Instructions for the task: Look through the data for the string "this". Copy every line where it is found.

:: Input

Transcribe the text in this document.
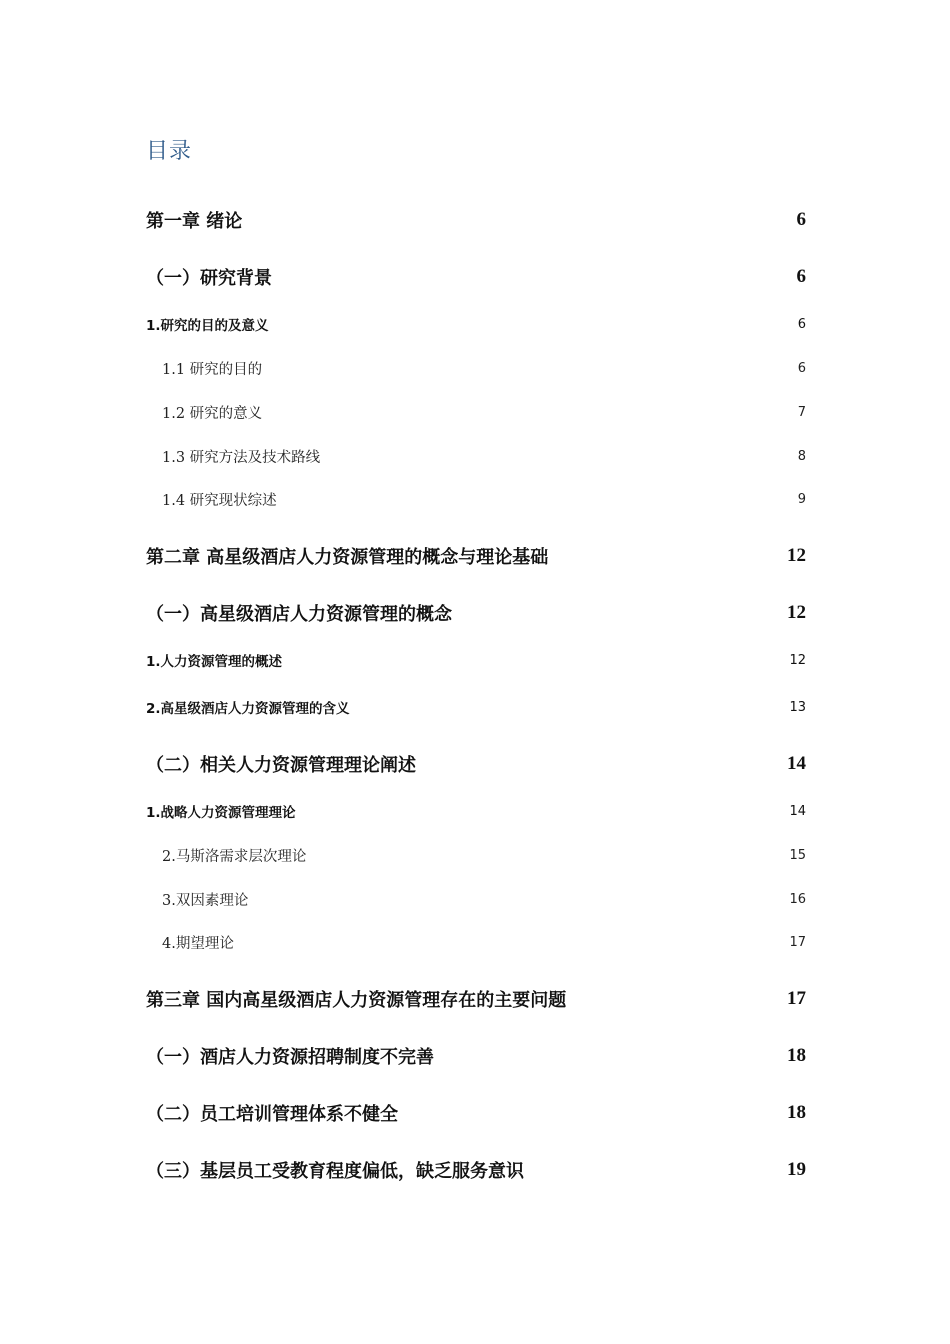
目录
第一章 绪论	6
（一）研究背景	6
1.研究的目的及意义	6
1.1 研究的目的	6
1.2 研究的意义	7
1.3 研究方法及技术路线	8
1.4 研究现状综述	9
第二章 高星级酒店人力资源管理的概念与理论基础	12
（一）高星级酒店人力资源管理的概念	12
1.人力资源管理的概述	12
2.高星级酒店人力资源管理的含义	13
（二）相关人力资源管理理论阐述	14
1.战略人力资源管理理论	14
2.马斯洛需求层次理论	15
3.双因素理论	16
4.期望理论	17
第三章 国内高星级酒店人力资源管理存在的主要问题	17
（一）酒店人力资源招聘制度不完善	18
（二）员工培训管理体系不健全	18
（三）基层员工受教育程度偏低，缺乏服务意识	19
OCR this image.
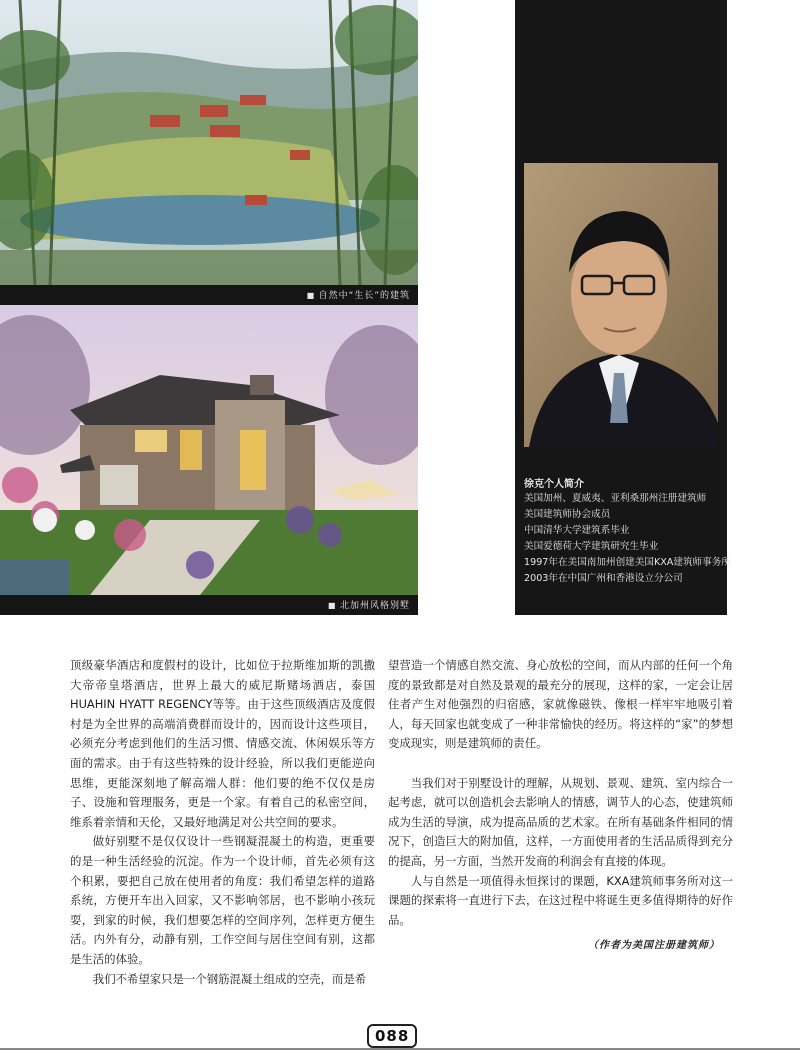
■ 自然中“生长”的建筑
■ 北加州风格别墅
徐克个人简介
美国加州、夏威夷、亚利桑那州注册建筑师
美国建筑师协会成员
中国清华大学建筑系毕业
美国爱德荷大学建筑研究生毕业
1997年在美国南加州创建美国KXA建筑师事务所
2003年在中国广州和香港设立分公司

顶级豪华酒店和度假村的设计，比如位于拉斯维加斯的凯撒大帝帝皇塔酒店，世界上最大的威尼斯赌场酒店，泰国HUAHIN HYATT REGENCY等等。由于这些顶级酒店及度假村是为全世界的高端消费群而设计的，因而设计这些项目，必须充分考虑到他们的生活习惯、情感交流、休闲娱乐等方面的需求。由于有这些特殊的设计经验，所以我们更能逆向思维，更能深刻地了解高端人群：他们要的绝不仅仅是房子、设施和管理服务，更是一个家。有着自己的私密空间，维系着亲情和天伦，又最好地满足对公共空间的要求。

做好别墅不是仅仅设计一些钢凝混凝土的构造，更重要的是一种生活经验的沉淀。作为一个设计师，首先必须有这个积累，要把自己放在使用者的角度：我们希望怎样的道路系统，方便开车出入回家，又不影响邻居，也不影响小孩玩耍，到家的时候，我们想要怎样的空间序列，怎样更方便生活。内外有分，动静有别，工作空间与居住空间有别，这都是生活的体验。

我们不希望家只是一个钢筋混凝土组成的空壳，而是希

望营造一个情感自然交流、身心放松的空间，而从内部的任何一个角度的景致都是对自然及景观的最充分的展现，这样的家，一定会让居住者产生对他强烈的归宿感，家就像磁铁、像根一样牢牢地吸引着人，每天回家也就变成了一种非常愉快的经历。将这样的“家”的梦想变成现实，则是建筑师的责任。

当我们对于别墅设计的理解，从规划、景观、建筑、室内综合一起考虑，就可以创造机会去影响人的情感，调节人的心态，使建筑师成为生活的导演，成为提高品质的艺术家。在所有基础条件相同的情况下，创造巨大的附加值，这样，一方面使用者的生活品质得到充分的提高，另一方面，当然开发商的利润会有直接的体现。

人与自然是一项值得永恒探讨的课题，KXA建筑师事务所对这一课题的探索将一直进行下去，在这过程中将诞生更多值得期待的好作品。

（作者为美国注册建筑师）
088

::::

Written solution:
Transcribe the text in this document.
OCR this image.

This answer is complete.